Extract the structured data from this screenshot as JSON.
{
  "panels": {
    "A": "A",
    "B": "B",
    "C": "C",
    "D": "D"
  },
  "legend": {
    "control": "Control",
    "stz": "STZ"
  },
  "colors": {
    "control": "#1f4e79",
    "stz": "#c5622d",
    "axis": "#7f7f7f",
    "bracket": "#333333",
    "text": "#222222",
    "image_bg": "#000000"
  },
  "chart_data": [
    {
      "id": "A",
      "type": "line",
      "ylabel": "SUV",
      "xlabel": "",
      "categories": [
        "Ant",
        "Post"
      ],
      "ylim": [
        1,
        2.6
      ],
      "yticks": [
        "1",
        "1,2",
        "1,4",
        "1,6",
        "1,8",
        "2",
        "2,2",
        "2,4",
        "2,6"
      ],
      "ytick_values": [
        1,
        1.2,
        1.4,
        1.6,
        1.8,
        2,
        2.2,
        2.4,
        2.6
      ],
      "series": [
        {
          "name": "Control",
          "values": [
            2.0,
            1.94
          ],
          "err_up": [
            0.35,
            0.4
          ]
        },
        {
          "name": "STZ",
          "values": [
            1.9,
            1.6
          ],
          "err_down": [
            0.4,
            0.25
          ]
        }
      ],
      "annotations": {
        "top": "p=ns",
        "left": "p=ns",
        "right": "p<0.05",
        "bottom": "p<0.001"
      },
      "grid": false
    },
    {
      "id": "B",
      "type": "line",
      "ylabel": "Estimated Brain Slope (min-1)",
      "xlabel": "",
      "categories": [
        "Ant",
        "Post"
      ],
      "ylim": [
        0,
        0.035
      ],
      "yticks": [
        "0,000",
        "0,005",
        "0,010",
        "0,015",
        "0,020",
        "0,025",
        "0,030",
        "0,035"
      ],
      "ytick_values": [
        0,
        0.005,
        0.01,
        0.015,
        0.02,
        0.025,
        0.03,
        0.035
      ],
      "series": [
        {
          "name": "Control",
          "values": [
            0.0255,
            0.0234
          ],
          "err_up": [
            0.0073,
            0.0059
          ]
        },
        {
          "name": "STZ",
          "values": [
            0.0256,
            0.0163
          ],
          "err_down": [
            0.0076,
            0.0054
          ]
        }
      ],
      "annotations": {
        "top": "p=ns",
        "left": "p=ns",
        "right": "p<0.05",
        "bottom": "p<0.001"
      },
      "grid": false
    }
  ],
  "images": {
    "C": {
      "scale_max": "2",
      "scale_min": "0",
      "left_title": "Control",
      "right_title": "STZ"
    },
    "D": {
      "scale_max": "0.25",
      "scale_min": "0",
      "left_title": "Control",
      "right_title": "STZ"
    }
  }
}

--

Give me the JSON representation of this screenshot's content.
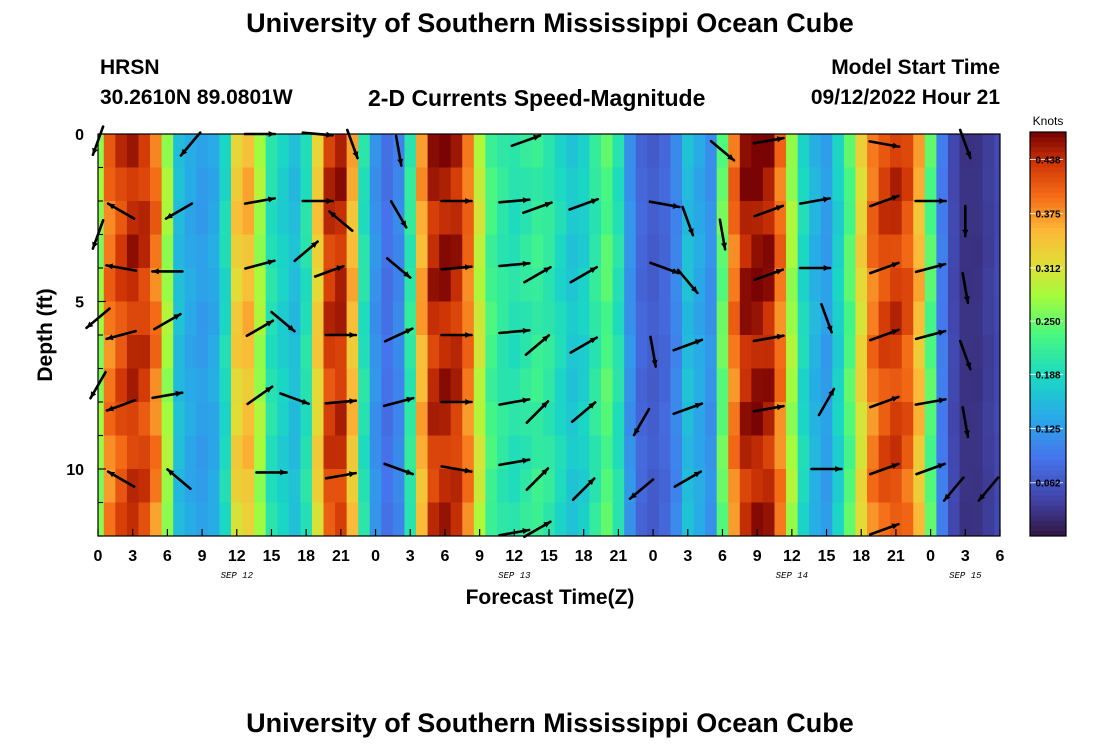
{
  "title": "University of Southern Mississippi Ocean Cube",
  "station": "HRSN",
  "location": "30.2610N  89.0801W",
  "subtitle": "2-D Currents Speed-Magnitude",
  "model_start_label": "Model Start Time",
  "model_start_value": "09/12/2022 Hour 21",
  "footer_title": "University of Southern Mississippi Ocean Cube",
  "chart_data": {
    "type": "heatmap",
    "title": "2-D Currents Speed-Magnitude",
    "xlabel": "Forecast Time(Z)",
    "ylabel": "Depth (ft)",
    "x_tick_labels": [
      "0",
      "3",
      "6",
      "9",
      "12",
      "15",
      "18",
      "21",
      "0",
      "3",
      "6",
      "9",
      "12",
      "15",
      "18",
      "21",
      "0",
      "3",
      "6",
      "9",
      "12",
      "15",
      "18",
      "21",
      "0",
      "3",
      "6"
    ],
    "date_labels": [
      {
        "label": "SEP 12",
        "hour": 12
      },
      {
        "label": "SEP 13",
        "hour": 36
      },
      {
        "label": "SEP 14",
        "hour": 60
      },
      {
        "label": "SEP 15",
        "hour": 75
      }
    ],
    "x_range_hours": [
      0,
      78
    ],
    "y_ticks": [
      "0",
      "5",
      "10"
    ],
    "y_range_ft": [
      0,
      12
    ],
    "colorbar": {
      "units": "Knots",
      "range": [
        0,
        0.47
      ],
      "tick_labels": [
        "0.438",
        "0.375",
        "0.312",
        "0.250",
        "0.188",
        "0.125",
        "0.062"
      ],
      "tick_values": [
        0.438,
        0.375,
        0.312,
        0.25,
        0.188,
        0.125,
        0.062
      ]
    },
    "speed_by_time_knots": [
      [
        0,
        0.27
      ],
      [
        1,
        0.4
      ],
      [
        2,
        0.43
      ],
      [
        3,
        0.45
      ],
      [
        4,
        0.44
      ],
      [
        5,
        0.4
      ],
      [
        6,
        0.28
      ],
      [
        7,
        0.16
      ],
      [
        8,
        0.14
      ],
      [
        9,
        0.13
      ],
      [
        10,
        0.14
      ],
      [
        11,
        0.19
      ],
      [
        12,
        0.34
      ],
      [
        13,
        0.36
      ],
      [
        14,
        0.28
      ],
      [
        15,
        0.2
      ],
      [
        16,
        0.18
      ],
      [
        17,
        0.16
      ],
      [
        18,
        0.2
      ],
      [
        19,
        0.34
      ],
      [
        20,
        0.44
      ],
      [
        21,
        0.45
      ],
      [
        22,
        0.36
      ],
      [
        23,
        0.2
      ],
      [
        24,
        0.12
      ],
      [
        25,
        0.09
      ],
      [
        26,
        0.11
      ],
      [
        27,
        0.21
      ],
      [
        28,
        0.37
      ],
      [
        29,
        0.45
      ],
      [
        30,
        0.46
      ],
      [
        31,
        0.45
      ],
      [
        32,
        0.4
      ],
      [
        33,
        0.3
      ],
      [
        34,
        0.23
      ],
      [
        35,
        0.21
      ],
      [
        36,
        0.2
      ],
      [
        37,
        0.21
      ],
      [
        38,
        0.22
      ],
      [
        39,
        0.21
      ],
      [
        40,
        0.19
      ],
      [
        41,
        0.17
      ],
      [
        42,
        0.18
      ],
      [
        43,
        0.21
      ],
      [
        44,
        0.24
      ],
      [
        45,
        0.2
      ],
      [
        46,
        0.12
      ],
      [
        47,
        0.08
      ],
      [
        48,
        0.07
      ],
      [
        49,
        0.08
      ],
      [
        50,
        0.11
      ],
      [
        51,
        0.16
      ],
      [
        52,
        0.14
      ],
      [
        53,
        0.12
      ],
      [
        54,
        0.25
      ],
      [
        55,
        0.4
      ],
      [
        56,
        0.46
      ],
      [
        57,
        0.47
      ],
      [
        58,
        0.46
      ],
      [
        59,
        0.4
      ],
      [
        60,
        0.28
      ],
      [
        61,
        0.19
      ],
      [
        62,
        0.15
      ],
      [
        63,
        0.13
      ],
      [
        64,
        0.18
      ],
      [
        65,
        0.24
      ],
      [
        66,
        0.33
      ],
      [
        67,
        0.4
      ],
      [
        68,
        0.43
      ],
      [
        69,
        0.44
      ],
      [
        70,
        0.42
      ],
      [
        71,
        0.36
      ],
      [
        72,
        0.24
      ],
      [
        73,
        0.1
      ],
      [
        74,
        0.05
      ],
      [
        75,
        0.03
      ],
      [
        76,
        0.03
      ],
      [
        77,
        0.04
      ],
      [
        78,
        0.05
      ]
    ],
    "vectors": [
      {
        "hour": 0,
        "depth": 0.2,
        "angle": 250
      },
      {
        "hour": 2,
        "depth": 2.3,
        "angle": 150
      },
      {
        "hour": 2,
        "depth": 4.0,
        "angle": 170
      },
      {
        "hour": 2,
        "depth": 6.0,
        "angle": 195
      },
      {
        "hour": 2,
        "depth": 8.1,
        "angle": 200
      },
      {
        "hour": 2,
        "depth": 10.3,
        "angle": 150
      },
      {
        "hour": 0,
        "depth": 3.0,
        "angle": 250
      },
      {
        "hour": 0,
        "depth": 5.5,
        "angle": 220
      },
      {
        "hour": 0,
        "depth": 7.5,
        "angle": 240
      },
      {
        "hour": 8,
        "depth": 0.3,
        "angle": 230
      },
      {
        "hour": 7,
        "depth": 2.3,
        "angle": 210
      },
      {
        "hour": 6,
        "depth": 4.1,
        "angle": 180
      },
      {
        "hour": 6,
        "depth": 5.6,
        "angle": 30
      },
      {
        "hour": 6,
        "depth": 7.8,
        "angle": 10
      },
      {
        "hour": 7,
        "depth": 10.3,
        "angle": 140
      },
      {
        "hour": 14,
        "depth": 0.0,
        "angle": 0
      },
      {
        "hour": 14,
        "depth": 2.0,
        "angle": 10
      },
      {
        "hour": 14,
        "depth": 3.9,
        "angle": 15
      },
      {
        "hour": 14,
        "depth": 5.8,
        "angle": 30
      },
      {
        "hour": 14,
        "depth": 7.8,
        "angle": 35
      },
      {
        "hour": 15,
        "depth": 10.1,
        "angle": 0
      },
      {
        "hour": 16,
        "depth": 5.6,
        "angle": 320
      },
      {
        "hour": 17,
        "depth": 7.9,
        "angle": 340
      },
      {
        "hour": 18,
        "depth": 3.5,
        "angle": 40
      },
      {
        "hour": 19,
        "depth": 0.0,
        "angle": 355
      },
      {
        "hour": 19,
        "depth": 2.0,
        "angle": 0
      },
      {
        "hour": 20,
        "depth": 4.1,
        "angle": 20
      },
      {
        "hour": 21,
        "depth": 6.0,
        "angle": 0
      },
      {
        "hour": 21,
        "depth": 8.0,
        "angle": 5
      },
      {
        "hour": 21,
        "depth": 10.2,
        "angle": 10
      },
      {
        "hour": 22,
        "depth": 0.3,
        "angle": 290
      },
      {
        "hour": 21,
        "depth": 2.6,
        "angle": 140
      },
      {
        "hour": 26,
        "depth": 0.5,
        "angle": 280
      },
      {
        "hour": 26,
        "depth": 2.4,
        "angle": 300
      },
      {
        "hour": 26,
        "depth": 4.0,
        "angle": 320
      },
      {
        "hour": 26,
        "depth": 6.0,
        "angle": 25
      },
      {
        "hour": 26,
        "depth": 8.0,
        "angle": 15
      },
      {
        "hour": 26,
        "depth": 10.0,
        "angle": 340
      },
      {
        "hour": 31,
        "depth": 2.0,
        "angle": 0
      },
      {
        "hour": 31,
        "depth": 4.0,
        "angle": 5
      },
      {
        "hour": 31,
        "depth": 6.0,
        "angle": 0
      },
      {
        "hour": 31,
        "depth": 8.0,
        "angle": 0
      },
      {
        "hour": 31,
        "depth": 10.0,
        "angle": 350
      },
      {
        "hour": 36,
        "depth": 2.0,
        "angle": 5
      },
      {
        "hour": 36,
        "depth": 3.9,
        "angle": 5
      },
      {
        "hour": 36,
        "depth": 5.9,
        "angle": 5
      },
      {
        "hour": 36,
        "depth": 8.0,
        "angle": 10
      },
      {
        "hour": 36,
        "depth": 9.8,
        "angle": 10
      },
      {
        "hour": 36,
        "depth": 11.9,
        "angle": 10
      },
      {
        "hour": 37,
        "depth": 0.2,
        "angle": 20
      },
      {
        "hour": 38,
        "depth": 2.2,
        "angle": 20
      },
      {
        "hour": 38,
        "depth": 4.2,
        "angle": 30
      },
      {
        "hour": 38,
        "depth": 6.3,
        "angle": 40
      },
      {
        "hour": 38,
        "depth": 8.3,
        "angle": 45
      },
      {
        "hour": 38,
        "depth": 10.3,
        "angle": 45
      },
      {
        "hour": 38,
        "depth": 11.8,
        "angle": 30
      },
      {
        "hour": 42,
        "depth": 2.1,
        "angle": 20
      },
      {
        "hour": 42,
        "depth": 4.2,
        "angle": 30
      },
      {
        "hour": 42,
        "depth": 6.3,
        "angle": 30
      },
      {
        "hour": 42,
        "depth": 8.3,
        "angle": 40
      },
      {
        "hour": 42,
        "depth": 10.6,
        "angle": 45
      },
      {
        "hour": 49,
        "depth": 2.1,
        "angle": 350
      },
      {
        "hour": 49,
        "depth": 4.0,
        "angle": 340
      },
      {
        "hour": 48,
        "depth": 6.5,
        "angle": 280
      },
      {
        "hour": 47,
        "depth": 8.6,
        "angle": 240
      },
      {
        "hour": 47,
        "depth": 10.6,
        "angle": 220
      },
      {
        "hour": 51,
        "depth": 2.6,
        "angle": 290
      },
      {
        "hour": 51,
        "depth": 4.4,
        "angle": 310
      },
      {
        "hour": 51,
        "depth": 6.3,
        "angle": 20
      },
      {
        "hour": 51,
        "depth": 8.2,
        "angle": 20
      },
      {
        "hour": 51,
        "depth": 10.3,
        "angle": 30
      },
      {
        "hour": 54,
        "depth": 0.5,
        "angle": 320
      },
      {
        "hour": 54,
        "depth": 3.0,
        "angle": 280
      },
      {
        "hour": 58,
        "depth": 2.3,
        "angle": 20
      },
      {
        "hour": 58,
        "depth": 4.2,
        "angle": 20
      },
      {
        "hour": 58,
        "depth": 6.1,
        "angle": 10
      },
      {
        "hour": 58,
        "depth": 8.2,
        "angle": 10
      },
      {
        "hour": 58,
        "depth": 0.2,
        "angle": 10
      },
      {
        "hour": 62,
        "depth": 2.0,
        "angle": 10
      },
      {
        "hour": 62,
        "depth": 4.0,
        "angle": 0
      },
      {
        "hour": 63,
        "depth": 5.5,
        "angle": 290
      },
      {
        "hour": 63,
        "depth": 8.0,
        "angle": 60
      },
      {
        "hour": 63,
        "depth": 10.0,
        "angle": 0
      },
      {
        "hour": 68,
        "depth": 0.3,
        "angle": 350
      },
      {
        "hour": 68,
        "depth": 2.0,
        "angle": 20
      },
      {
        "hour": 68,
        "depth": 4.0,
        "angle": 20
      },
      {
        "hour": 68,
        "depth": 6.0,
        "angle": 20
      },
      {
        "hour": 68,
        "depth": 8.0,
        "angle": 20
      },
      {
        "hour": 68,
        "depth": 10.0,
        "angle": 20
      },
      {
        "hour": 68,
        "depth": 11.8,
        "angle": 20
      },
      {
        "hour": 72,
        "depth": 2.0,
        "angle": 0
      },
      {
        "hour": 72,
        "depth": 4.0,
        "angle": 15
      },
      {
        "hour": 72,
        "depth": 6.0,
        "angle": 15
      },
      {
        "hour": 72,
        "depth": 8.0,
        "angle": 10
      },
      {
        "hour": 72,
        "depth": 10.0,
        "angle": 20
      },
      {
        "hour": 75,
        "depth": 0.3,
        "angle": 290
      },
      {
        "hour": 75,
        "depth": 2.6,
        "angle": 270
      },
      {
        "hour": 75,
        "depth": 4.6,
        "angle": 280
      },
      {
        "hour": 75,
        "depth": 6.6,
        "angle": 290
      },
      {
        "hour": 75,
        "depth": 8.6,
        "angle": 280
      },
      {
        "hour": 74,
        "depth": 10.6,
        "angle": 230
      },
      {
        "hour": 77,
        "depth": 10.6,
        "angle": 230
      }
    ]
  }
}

# REQUIREMENTS:
Collect from the data above every line that includes "Magnitude".

# PROBLEM SOLUTION:
  "subtitle": "2-D Currents Speed-Magnitude",
    "title": "2-D Currents Speed-Magnitude",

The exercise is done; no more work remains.